(A block of data)
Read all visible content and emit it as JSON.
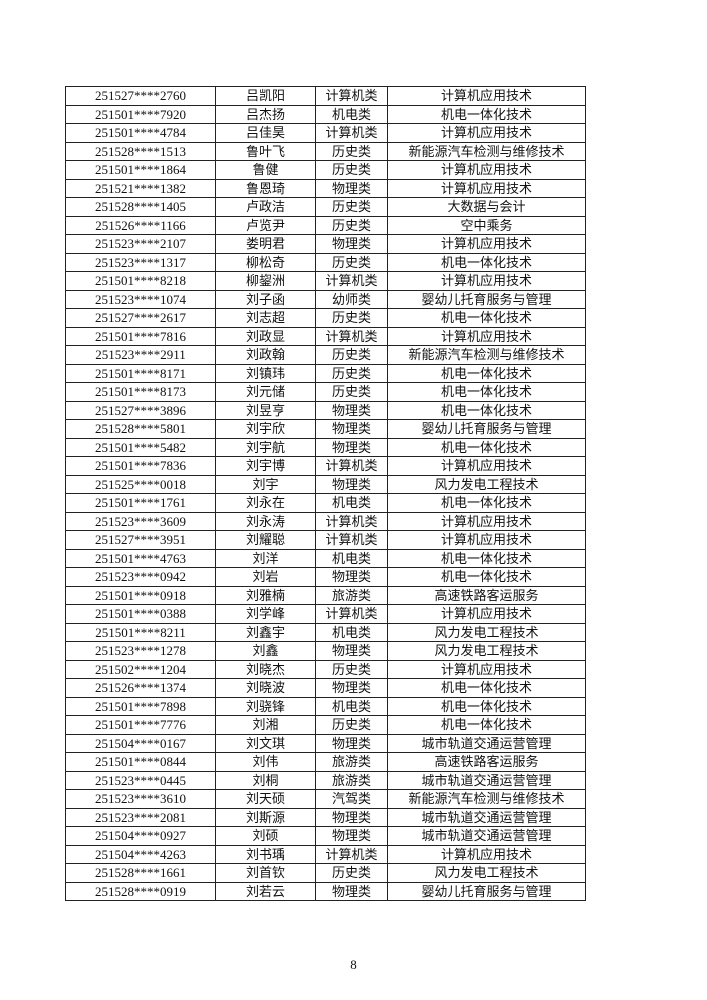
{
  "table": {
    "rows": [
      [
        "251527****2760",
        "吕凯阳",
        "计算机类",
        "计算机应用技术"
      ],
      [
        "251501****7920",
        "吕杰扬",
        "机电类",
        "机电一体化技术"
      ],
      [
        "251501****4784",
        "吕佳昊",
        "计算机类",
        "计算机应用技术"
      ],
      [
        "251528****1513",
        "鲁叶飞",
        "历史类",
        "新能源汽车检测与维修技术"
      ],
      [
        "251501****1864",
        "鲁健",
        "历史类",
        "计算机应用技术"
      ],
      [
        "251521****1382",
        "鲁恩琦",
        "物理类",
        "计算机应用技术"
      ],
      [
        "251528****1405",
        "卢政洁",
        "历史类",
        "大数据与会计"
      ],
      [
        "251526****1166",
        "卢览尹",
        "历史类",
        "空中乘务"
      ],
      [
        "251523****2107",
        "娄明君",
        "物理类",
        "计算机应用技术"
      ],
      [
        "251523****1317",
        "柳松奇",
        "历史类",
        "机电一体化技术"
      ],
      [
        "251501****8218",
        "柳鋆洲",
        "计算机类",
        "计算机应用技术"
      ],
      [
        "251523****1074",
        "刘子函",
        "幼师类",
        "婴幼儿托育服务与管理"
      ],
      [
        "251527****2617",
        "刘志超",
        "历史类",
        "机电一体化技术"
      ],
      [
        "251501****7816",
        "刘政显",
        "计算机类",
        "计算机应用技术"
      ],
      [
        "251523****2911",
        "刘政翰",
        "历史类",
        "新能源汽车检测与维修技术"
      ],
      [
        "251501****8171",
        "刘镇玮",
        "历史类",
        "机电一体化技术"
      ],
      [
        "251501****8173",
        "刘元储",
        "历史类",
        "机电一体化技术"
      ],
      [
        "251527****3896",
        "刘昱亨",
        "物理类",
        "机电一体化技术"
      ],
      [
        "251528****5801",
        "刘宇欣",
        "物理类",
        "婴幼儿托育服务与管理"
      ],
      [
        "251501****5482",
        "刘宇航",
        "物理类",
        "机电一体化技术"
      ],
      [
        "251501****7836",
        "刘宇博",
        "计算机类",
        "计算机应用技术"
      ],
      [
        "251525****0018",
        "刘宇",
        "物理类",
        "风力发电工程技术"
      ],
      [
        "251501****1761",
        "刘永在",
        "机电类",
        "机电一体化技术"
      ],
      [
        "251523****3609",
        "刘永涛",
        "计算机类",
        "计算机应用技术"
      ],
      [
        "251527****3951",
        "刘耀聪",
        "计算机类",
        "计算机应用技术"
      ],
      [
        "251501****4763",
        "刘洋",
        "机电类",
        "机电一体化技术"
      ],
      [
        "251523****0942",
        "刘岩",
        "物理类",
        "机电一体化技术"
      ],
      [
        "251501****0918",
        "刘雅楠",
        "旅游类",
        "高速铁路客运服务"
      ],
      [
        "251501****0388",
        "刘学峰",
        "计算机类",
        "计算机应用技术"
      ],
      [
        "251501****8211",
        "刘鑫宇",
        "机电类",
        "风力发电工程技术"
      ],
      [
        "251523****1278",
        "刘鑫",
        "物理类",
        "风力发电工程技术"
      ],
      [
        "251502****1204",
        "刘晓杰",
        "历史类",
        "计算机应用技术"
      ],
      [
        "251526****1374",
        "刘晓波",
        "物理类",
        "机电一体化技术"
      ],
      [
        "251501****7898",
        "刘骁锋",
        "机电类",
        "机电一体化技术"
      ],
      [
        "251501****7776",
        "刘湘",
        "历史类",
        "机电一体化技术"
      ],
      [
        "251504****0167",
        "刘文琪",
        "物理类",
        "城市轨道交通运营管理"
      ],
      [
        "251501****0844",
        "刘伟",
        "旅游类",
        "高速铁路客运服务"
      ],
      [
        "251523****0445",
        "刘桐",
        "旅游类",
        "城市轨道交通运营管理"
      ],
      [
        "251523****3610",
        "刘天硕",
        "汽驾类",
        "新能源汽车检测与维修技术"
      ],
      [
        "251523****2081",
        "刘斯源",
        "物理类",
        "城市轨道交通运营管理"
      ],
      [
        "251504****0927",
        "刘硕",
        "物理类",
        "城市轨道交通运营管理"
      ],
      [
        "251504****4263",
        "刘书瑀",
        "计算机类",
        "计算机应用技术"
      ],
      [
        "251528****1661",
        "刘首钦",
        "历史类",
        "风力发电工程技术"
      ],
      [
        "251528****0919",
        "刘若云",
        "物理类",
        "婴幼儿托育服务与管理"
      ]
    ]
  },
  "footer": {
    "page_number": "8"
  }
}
==
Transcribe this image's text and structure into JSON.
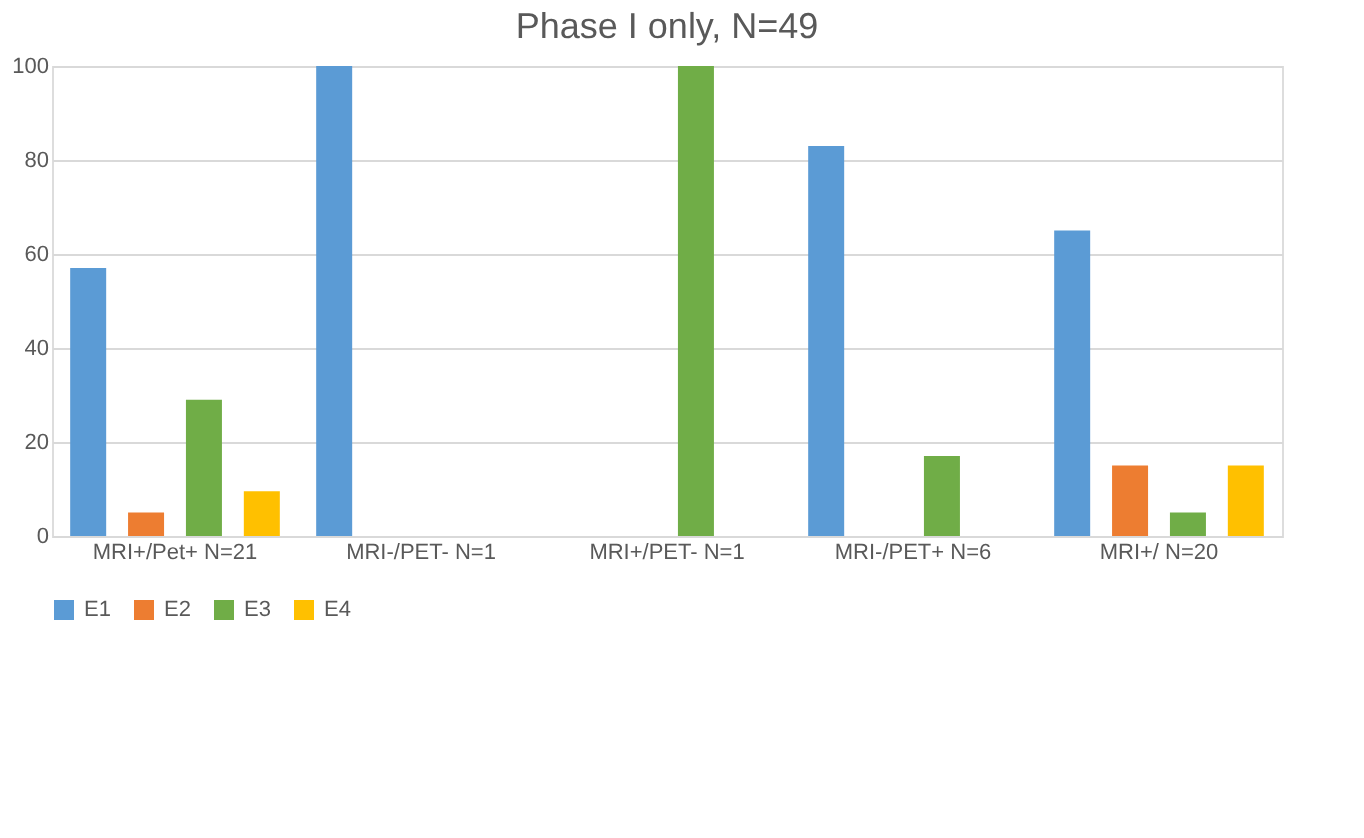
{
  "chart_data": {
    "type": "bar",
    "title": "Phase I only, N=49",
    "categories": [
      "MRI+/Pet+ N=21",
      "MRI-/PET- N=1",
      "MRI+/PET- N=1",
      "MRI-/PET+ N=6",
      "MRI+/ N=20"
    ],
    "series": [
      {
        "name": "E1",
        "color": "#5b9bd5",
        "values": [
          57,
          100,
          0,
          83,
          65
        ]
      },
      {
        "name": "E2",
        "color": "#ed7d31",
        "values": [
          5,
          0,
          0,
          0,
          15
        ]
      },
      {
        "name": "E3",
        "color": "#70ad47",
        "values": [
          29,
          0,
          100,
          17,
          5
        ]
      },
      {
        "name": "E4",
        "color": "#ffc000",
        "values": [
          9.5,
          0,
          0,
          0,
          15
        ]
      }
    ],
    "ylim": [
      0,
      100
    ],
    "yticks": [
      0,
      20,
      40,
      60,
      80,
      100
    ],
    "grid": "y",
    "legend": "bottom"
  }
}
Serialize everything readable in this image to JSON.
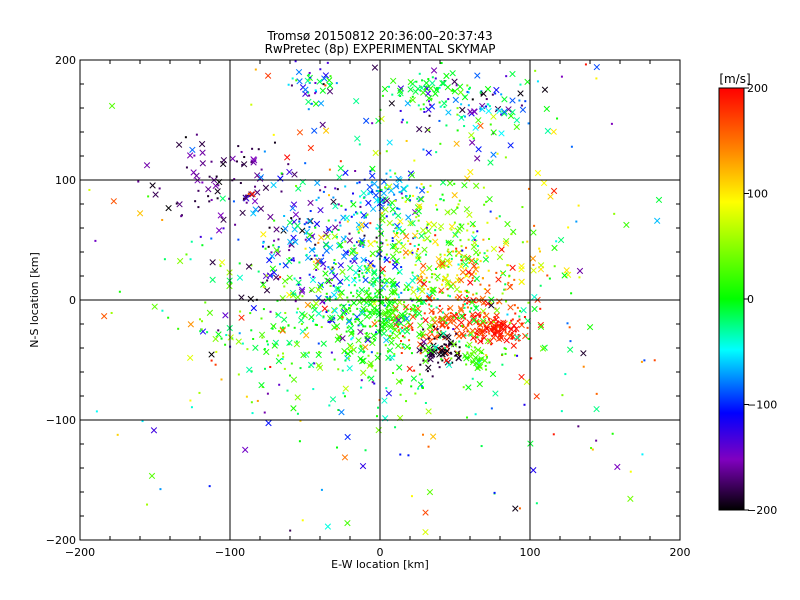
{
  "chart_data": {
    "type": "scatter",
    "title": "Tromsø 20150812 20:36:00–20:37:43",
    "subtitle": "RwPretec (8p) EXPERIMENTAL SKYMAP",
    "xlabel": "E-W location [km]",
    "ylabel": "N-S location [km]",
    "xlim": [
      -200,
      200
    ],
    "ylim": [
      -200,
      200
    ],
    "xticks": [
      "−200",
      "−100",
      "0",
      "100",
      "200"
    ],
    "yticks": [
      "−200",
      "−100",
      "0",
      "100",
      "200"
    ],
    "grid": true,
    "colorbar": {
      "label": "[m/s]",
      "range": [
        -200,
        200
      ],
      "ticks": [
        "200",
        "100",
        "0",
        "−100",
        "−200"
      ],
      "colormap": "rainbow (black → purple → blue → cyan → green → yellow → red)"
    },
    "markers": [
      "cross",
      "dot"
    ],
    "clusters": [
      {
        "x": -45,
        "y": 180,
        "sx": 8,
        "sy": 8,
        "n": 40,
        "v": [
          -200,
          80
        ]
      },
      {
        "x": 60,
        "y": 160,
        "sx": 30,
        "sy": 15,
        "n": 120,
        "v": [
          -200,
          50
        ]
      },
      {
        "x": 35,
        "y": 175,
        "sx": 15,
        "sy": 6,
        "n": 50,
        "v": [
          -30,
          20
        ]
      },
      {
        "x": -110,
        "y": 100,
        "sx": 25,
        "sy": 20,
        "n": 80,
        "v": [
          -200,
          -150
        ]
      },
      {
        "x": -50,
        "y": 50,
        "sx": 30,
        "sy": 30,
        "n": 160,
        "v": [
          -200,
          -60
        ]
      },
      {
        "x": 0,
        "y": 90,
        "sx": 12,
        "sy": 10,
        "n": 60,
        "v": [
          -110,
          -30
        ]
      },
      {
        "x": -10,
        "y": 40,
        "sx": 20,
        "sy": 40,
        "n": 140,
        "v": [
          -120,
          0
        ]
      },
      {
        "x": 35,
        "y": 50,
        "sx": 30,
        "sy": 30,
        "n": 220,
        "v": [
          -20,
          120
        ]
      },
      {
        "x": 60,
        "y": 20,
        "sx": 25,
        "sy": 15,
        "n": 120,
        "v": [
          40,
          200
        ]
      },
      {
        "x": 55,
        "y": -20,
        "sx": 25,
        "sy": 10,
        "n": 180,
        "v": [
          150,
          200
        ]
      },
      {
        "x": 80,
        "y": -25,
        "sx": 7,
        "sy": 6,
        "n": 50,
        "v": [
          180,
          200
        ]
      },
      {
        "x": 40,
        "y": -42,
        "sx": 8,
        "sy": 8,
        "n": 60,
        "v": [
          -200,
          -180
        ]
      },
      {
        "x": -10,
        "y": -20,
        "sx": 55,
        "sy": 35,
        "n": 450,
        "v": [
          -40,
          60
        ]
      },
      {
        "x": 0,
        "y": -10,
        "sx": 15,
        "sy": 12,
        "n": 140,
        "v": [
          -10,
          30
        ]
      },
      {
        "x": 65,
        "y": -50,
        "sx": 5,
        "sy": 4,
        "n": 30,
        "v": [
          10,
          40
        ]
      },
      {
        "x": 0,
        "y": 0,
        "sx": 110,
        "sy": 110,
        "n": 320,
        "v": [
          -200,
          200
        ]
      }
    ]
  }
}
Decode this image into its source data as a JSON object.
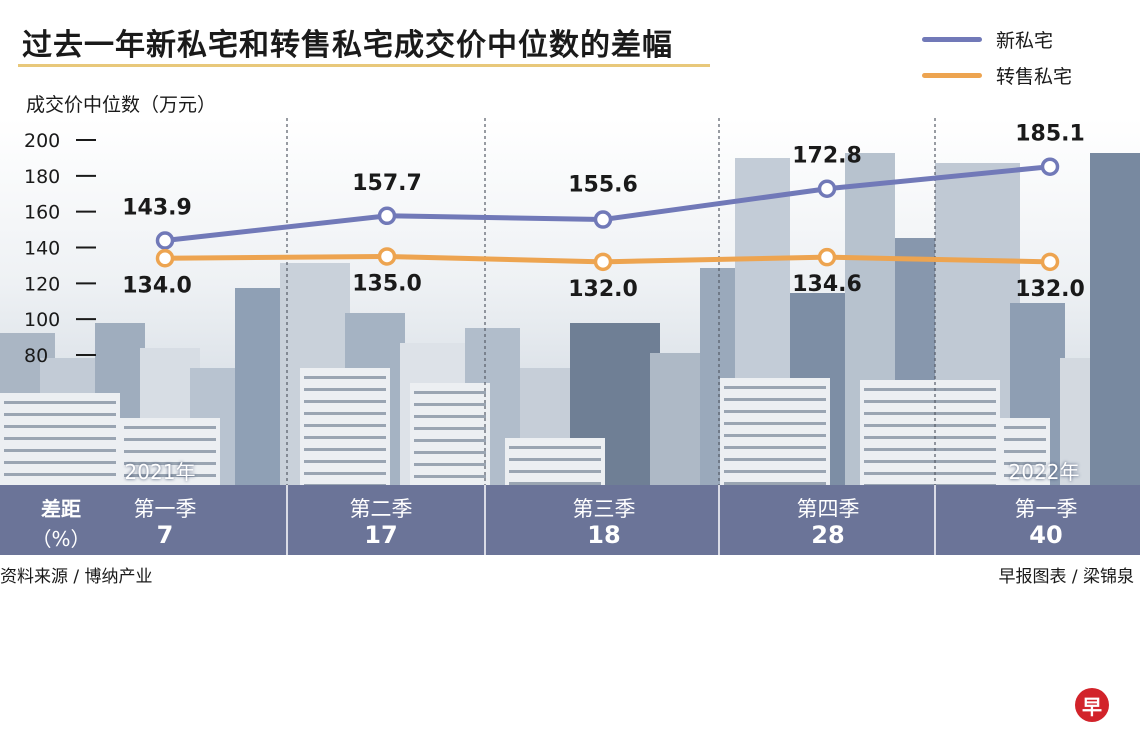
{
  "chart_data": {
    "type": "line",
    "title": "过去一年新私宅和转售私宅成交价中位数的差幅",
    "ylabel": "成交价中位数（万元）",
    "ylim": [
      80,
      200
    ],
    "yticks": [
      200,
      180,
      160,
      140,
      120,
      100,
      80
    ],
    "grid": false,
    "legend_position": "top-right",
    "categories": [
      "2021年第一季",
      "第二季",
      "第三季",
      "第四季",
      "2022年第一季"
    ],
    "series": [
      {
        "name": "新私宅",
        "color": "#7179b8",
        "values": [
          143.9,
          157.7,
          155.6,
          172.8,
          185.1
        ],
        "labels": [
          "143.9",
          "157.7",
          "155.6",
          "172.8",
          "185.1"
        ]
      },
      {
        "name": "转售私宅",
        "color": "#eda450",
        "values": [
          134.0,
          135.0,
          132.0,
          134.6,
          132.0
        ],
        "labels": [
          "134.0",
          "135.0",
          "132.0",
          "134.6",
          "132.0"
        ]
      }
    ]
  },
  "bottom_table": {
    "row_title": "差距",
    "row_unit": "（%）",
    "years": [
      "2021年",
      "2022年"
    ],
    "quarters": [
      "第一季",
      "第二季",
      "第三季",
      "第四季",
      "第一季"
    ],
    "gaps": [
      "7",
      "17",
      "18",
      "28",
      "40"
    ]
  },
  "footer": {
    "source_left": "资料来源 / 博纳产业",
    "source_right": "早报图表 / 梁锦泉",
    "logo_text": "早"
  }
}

GIVEN TASK:
Copy out every line of the listing that contains the string "name".

SOLVED EXERCISE:
        "name": "E1",
        "name": "E2",
        "name": "E3",
        "name": "E4",
        "name": "新私宅",
        "name": "转售私宅",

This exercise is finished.